= SUPPLIED MATERIAL =
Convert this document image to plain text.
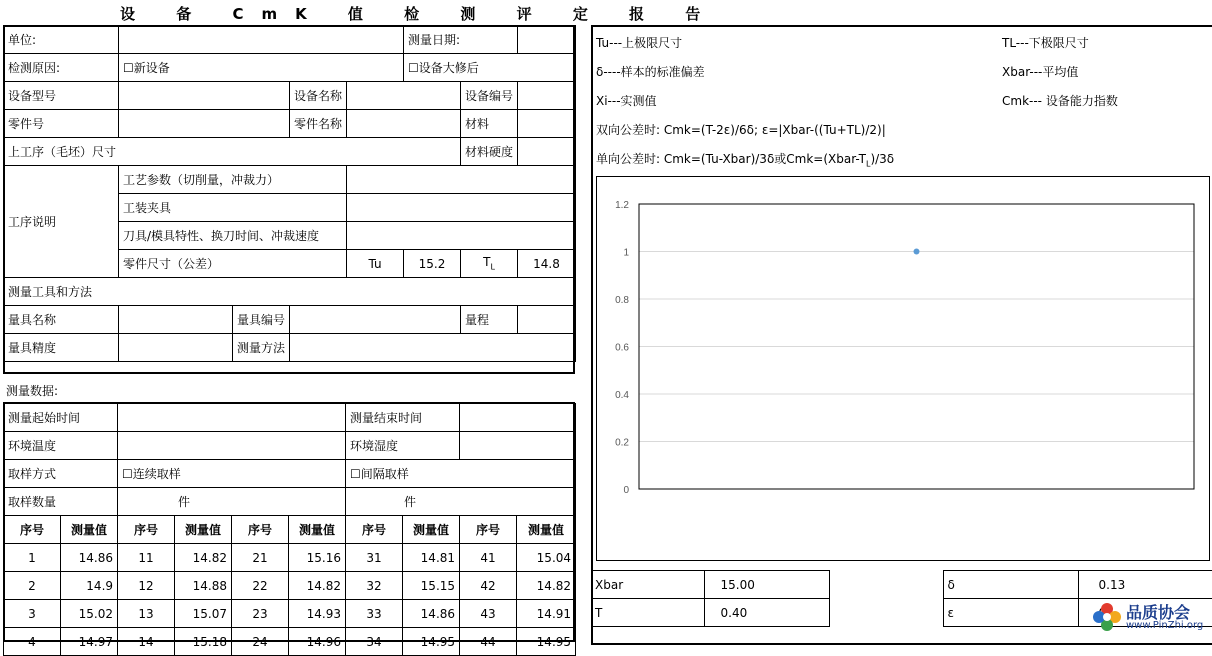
设 备 CmK 值 检 测 评 定 报 告
单位:					测量日期:		
检测原因:	☐新设备				☐设备大修后		
设备型号			设备名称			设备编号	
零件号			零件名称			材料	
上工序（毛坯）尺寸						材料硬度	
工序说明	工艺参数（切削量，冲裁力）						
	工装夹具						
	刀具/模具特性、换刀时间、冲裁速度						
	零件尺寸（公差）			Tu	15.2	$T_L$	14.8
测量工具和方法							
量具名称		量具编号				量程	
量具精度		测量方法					
测量数据:
测量起始时间						测量结束时间			
环境温度						环境湿度			
取样方式		☐连续取样				☐间隔取样			
取样数量		件				件			
序号	测量值	序号	测量值	序号	测量值	序号	测量值	序号	测量值
1	14.86	11	14.82	21	15.16	31	14.81	41	15.04
2	14.9	12	14.88	22	14.82	32	15.15	42	14.82
3	15.02	13	15.07	23	14.93	33	14.86	43	14.91
4	14.97	14	15.18	24	14.96	34	14.95	44	14.95
Tu---上极限尺寸	TL---下极限尺寸
δ----样本的标准偏差	Xbar---平均值
Xi---实测值	Cmk--- 设备能力指数
双向公差时: Cmk=(T-2ε)/6δ; ε=|Xbar-((Tu+TL)/2)|
单向公差时: Cmk=(Tu-Xbar)/3δ或$Cmk=(Xbar-T_L)/3\delta$
0
0.2
0.4
0.6
0.8
1
1.2
Xbar	15.00		δ	0.13
T	0.40		ε		品质协会
www.PinZhi.org
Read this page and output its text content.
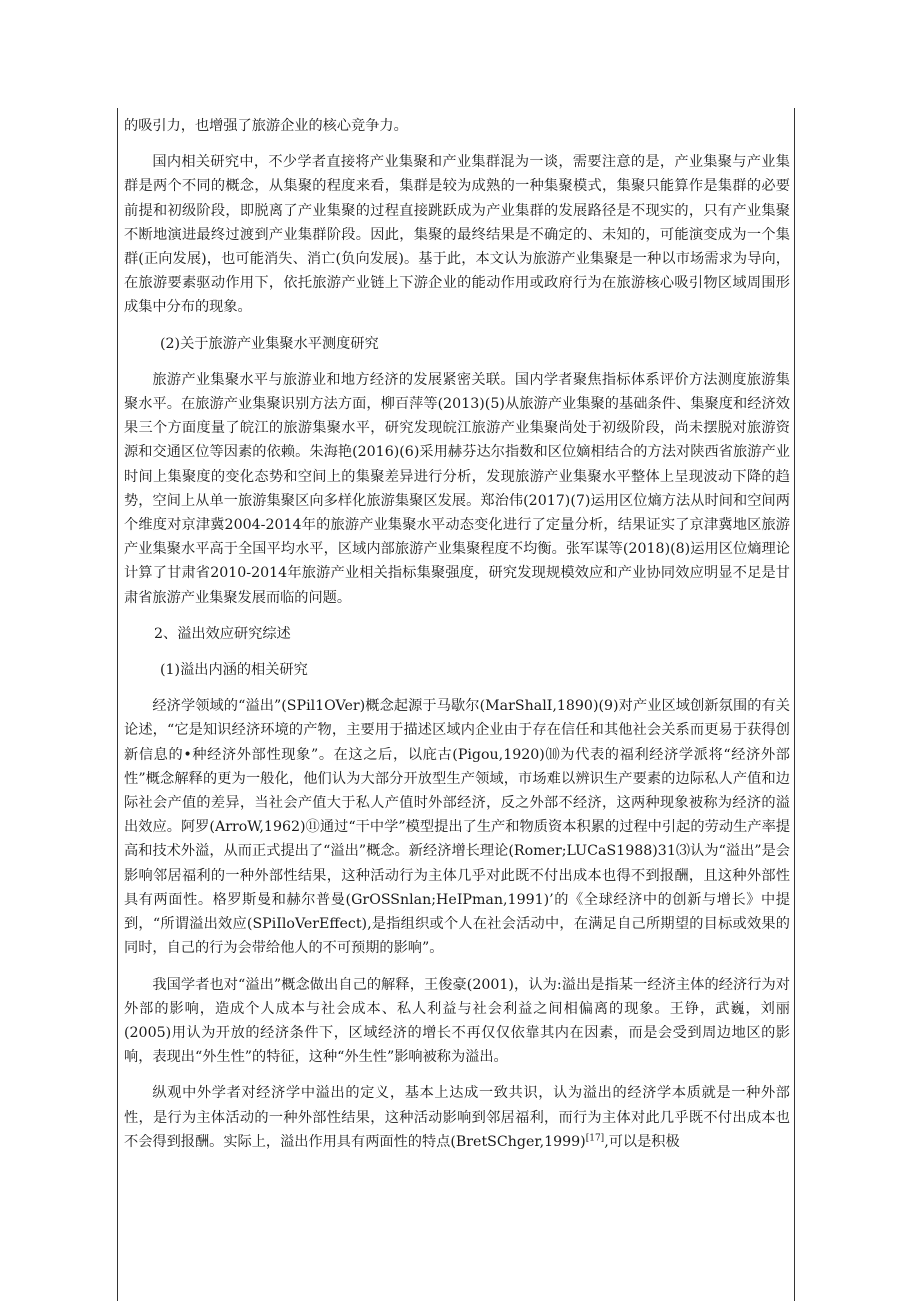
的吸引力，也增强了旅游企业的核心竞争力。

国内相关研究中，不少学者直接将产业集聚和产业集群混为一谈，需要注意的是，产业集聚与产业集群是两个不同的概念，从集聚的程度来看，集群是较为成熟的一种集聚模式，集聚只能算作是集群的必要前提和初级阶段，即脱离了产业集聚的过程直接跳跃成为产业集群的发展路径是不现实的，只有产业集聚不断地演进最终过渡到产业集群阶段。因此，集聚的最终结果是不确定的、未知的，可能演变成为一个集群(正向发展)，也可能消失、消亡(负向发展)。基于此，本文认为旅游产业集聚是一种以市场需求为导向，在旅游要素驱动作用下，依托旅游产业链上下游企业的能动作用或政府行为在旅游核心吸引物区域周围形成集中分布的现象。

(2)关于旅游产业集聚水平测度研究

旅游产业集聚水平与旅游业和地方经济的发展紧密关联。国内学者聚焦指标体系评价方法测度旅游集聚水平。在旅游产业集聚识别方法方面，柳百萍等(2013)(5)从旅游产业集聚的基础条件、集聚度和经济效果三个方面度量了皖江的旅游集聚水平，研究发现皖江旅游产业集聚尚处于初级阶段，尚未摆脱对旅游资源和交通区位等因素的依赖。朱海艳(2016)(6)采用赫芬达尔指数和区位嫡相结合的方法对陕西省旅游产业时间上集聚度的变化态势和空间上的集聚差异进行分析，发现旅游产业集聚水平整体上呈现波动下降的趋势，空间上从单一旅游集聚区向多样化旅游集聚区发展。郑治伟(2017)(7)运用区位熵方法从时间和空间两个维度对京津冀2004-2014年的旅游产业集聚水平动态变化进行了定量分析，结果证实了京津冀地区旅游产业集聚水平高于全国平均水平，区域内部旅游产业集聚程度不均衡。张军谋等(2018)(8)运用区位熵理论计算了甘肃省2010-2014年旅游产业相关指标集聚强度，研究发现规模效应和产业协同效应明显不足是甘肃省旅游产业集聚发展而临的问题。

2、溢出效应研究综述

(1)溢出内涵的相关研究

经济学领域的“溢出”(SPil1OVer)概念起源于马歇尔(MarShalI,1890)(9)对产业区域创新氛围的有关论述，“它是知识经济环境的产物，主要用于描述区域内企业由于存在信任和其他社会关系而更易于获得创新信息的•种经济外部性现象”。在这之后，以庇古(Pigou,1920)⑽为代表的福利经济学派将“经济外部性”概念解释的更为一般化，他们认为大部分开放型生产领域，市场难以辨识生产要素的边际私人产值和边际社会产值的差异，当社会产值大于私人产值时外部经济，反之外部不经济，这两种现象被称为经济的溢出效应。阿罗(ArroW,1962)⑪通过“干中学”模型提出了生产和物质资本积累的过程中引起的劳动生产率提高和技术外溢，从而正式提出了“溢出”概念。新经济增长理论(Romer;LUCaS1988)31⑶认为“溢出”是会影响邻居福利的一种外部性结果，这种活动行为主体几乎对此既不付出成本也得不到报酬，且这种外部性具有两面性。格罗斯曼和赫尔普曼(GrOSSnlan;HeIPman,1991)’的《全球经济中的创新与增长》中提到，“所谓溢出效应(SPiIloVerEffect),是指组织或个人在社会活动中，在满足自己所期望的目标或效果的同时，自己的行为会带给他人的不可预期的影响”。

我国学者也对“溢出”概念做出自己的解释，王俊豪(2001)，认为:溢出是指某一经济主体的经济行为对外部的影响，造成个人成本与社会成本、私人利益与社会利益之间相偏离的现象。王铮，武巍，刘丽(2005)用认为开放的经济条件下，区域经济的增长不再仅仅依靠其内在因素，而是会受到周边地区的影响，表现出“外生性”的特征，这种“外生性”影响被称为溢出。

纵观中外学者对经济学中溢出的定义，基本上达成一致共识，认为溢出的经济学本质就是一种外部性，是行为主体活动的一种外部性结果，这种活动影响到邻居福利，而行为主体对此几乎既不付出成本也不会得到报酬。实际上，溢出作用具有两面性的特点(BretSChger,1999)[17],可以是积极
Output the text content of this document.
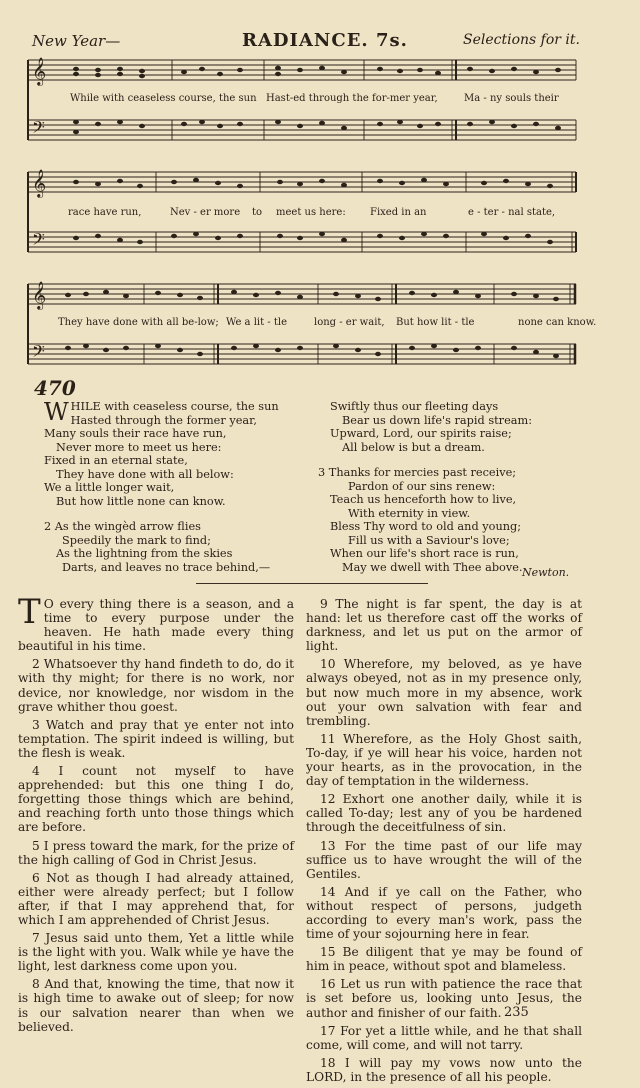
New Year—	RADIANCE. 7s.	Selections for it.
𝄞
𝄢
While with ceaseless course, the sun Hast-ed through the for-mer year,	Ma - ny souls their
𝄞
𝄢
race have run,	Nev - er more to meet us here: Fixed in an	e - ter - nal state,
𝄞
𝄢
They have done with all be-low; We a lit - tle	long - er wait, But how lit - tle	none can know.
470
WHILE with ceaseless course, the sun
Hasted through the former year,
Many souls their race have run,
Never more to meet us here:
Fixed in an eternal state,
They have done with all below:
We a little longer wait,
But how little none can know.
2 As the wingèd arrow flies
Speedily the mark to find;
As the lightning from the skies
Darts, and leaves no trace behind,—
Swiftly thus our fleeting days
Bear us down life's rapid stream:
Upward, Lord, our spirits raise;
All below is but a dream.
3 Thanks for mercies past receive;
Pardon of our sins renew:
Teach us henceforth how to live,
With eternity in view.
Bless Thy word to old and young;
Fill us with a Saviour's love;
When our life's short race is run,
May we dwell with Thee above. Newton.

T O every thing there is a season, and a time to every purpose under the heaven. He hath made every thing beautiful in his time.

2 Whatsoever thy hand findeth to do, do it with thy might; for there is no work, nor device, nor knowledge, nor wisdom in the grave whither thou goest.

3 Watch and pray that ye enter not into temptation. The spirit indeed is willing, but the flesh is weak.

4 I count not myself to have apprehended: but this one thing I do, forgetting those things which are behind, and reaching forth unto those things which are before.

5 I press toward the mark, for the prize of the high calling of God in Christ Jesus.

6 Not as though I had already attained, either were already perfect; but I follow after, if that I may apprehend that, for which I am apprehended of Christ Jesus.

7 Jesus said unto them, Yet a little while is the light with you. Walk while ye have the light, lest darkness come upon you.

8 And that, knowing the time, that now it is high time to awake out of sleep; for now is our salvation nearer than when we believed.

9 The night is far spent, the day is at hand: let us therefore cast off the works of darkness, and let us put on the armor of light.

10 Wherefore, my beloved, as ye have always obeyed, not as in my presence only, but now much more in my absence, work out your own salvation with fear and trembling.

11 Wherefore, as the Holy Ghost saith, To-day, if ye will hear his voice, harden not your hearts, as in the provocation, in the day of temptation in the wilderness.

12 Exhort one another daily, while it is called To-day; lest any of you be hardened through the deceitfulness of sin.

13 For the time past of our life may suffice us to have wrought the will of the Gentiles.

14 And if ye call on the Father, who without respect of persons, judgeth according to every man's work, pass the time of your sojourning here in fear.

15 Be diligent that ye may be found of him in peace, without spot and blameless.

16 Let us run with patience the race that is set before us, looking unto Jesus, the author and finisher of our faith.

17 For yet a little while, and he that shall come, will come, and will not tarry.

18 I will pay my vows now unto the LORD, in the presence of all his people.

235
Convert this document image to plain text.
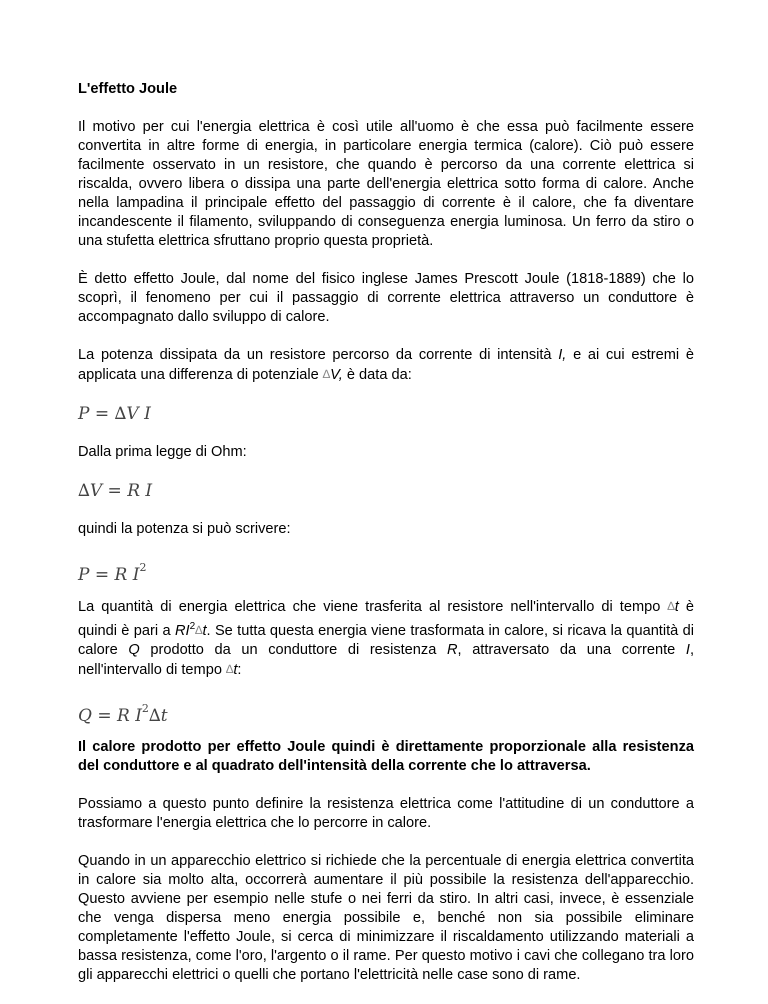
L'effetto Joule

Il motivo per cui l'energia elettrica è così utile all'uomo è che essa può facilmente essere convertita in altre forme di energia, in particolare energia termica (calore). Ciò può essere facilmente osservato in un resistore, che quando è percorso da una corrente elettrica si riscalda, ovvero libera o dissipa una parte dell'energia elettrica sotto forma di calore. Anche nella lampadina il principale effetto del passaggio di corrente è il calore, che fa diventare incandescente il filamento, sviluppando di conseguenza energia luminosa. Un ferro da stiro o una stufetta elettrica sfruttano proprio questa proprietà.

È detto effetto Joule, dal nome del fisico inglese James Prescott Joule (1818-1889) che lo scoprì, il fenomeno per cui il passaggio di corrente elettrica attraverso un conduttore è accompagnato dallo sviluppo di calore.

La potenza dissipata da un resistore percorso da corrente di intensità I, e ai cui estremi è applicata una differenza di potenziale ∆V, è data da:

P = ∆V I

Dalla prima legge di Ohm:

∆V = R I

quindi la potenza si può scrivere:

P = R $I^2$

La quantità di energia elettrica che viene trasferita al resistore nell'intervallo di tempo ∆t è quindi è pari a $RI^2\Delta t$. Se tutta questa energia viene trasformata in calore, si ricava la quantità di calore Q prodotto da un conduttore di resistenza R, attraversato da una corrente I, nell'intervallo di tempo ∆t:

Q = R $I^2\Delta t$

Il calore prodotto per effetto Joule quindi è direttamente proporzionale alla resistenza del conduttore e al quadrato dell'intensità della corrente che lo attraversa.

Possiamo a questo punto definire la resistenza elettrica come l'attitudine di un conduttore a trasformare l'energia elettrica che lo percorre in calore.

Quando in un apparecchio elettrico si richiede che la percentuale di energia elettrica convertita in calore sia molto alta, occorrerà aumentare il più possibile la resistenza dell'apparecchio. Questo avviene per esempio nelle stufe o nei ferri da stiro. In altri casi, invece, è essenziale che venga dispersa meno energia possibile e, benché non sia possibile eliminare completamente l'effetto Joule, si cerca di minimizzare il riscaldamento utilizzando materiali a bassa resistenza, come l'oro, l'argento o il rame. Per questo motivo i cavi che collegano tra loro gli apparecchi elettrici o quelli che portano l'elettricità nelle case sono di rame.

= WRITTEN REQUEST =
Look over the material above and show each line where "which" appears.

= WORKED SOLUTION =
4 I count not myself to have apprehended: but this one thing I do, forgetting those things which are behind, and reaching forth unto those things which are before.
6 Not as though I had already attained, either were already perfect; but I follow after, if that I may apprehend that, for which I am apprehended of Christ Jesus.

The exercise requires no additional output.